» **The task**: Below are records to be output exactly, every one of them.

» **Extracted records**:
━━━━━━

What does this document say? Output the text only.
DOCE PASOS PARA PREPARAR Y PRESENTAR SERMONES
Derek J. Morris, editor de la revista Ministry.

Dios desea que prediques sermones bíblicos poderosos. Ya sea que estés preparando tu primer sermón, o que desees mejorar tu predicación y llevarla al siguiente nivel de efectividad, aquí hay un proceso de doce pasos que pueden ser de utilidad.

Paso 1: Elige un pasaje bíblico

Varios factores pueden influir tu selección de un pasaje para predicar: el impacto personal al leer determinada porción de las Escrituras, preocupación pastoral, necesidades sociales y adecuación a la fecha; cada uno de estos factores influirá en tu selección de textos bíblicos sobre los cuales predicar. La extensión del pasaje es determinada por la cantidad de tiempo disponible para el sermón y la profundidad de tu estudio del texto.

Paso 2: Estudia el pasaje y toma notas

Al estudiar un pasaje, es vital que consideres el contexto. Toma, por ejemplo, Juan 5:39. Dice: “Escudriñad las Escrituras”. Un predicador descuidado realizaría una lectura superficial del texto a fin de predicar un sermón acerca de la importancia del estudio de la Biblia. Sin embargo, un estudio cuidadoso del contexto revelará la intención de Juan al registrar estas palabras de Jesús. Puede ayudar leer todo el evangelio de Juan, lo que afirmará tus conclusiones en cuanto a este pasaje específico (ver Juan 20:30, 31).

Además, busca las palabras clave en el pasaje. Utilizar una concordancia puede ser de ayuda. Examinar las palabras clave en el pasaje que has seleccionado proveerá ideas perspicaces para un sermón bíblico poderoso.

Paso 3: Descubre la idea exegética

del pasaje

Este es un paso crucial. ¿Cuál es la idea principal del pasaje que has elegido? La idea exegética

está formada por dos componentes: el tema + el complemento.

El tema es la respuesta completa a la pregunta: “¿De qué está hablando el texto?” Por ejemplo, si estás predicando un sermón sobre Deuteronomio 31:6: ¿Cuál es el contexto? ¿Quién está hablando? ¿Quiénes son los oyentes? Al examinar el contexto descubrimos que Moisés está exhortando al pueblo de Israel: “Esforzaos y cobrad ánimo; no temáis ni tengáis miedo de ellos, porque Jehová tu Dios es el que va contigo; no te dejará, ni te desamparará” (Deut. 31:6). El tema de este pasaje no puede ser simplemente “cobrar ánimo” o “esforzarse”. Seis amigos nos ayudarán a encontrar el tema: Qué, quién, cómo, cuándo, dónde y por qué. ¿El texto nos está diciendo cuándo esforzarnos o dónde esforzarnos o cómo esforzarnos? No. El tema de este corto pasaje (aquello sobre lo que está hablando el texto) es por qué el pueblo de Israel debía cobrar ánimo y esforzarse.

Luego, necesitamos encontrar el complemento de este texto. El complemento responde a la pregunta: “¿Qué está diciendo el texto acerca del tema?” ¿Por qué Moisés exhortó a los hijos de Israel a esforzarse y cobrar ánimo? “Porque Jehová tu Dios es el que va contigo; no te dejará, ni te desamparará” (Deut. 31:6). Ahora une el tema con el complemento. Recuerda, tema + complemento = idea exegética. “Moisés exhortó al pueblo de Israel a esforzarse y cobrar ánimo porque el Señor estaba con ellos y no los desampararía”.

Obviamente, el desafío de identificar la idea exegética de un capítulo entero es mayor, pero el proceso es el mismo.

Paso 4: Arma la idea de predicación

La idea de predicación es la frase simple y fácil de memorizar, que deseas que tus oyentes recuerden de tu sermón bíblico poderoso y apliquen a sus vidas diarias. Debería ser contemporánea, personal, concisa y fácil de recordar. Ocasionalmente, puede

━━━━━━

» **Written answer**:
What does this document say? Output the text only.
DOCE PASOS PARA PREPARAR Y PRESENTAR SERMONES
Derek J. Morris, editor de la revista Ministry.

Dios desea que prediques sermones bíblicos poderosos. Ya sea que estés preparando tu primer sermón, o que desees mejorar tu predicación y llevarla al siguiente nivel de efectividad, aquí hay un proceso de doce pasos que pueden ser de utilidad.

Paso 1: Elige un pasaje bíblico

Varios factores pueden influir tu selección de un pasaje para predicar: el impacto personal al leer determinada porción de las Escrituras, preocupación pastoral, necesidades sociales y adecuación a la fecha; cada uno de estos factores influirá en tu selección de textos bíblicos sobre los cuales predicar. La extensión del pasaje es determinada por la cantidad de tiempo disponible para el sermón y la profundidad de tu estudio del texto.

Paso 2: Estudia el pasaje y toma notas

Al estudiar un pasaje, es vital que consideres el contexto. Toma, por ejemplo, Juan 5:39. Dice: “Escudriñad las Escrituras”. Un predicador descuidado realizaría una lectura superficial del texto a fin de predicar un sermón acerca de la importancia del estudio de la Biblia. Sin embargo, un estudio cuidadoso del contexto revelará la intención de Juan al registrar estas palabras de Jesús. Puede ayudar leer todo el evangelio de Juan, lo que afirmará tus conclusiones en cuanto a este pasaje específico (ver Juan 20:30, 31).

Además, busca las palabras clave en el pasaje. Utilizar una concordancia puede ser de ayuda. Examinar las palabras clave en el pasaje que has seleccionado proveerá ideas perspicaces para un sermón bíblico poderoso.

Paso 3: Descubre la idea exegética

del pasaje

Este es un paso crucial. ¿Cuál es la idea principal del pasaje que has elegido? La idea exegética

está formada por dos componentes: el tema + el complemento.

El tema es la respuesta completa a la pregunta: “¿De qué está hablando el texto?” Por ejemplo, si estás predicando un sermón sobre Deuteronomio 31:6: ¿Cuál es el contexto? ¿Quién está hablando? ¿Quiénes son los oyentes? Al examinar el contexto descubrimos que Moisés está exhortando al pueblo de Israel: “Esforzaos y cobrad ánimo; no temáis ni tengáis miedo de ellos, porque Jehová tu Dios es el que va contigo; no te dejará, ni te desamparará” (Deut. 31:6). El tema de este pasaje no puede ser simplemente “cobrar ánimo” o “esforzarse”. Seis amigos nos ayudarán a encontrar el tema: Qué, quién, cómo, cuándo, dónde y por qué. ¿El texto nos está diciendo cuándo esforzarnos o dónde esforzarnos o cómo esforzarnos? No. El tema de este corto pasaje (aquello sobre lo que está hablando el texto) es por qué el pueblo de Israel debía cobrar ánimo y esforzarse.

Luego, necesitamos encontrar el complemento de este texto. El complemento responde a la pregunta: “¿Qué está diciendo el texto acerca del tema?” ¿Por qué Moisés exhortó a los hijos de Israel a esforzarse y cobrar ánimo? “Porque Jehová tu Dios es el que va contigo; no te dejará, ni te desamparará” (Deut. 31:6). Ahora une el tema con el complemento. Recuerda, tema + complemento = idea exegética. “Moisés exhortó al pueblo de Israel a esforzarse y cobrar ánimo porque el Señor estaba con ellos y no los desampararía”.

Obviamente, el desafío de identificar la idea exegética de un capítulo entero es mayor, pero el proceso es el mismo.

Paso 4: Arma la idea de predicación

La idea de predicación es la frase simple y fácil de memorizar, que deseas que tus oyentes recuerden de tu sermón bíblico poderoso y apliquen a sus vidas diarias. Debería ser contemporánea, personal, concisa y fácil de recordar. Ocasionalmente, puede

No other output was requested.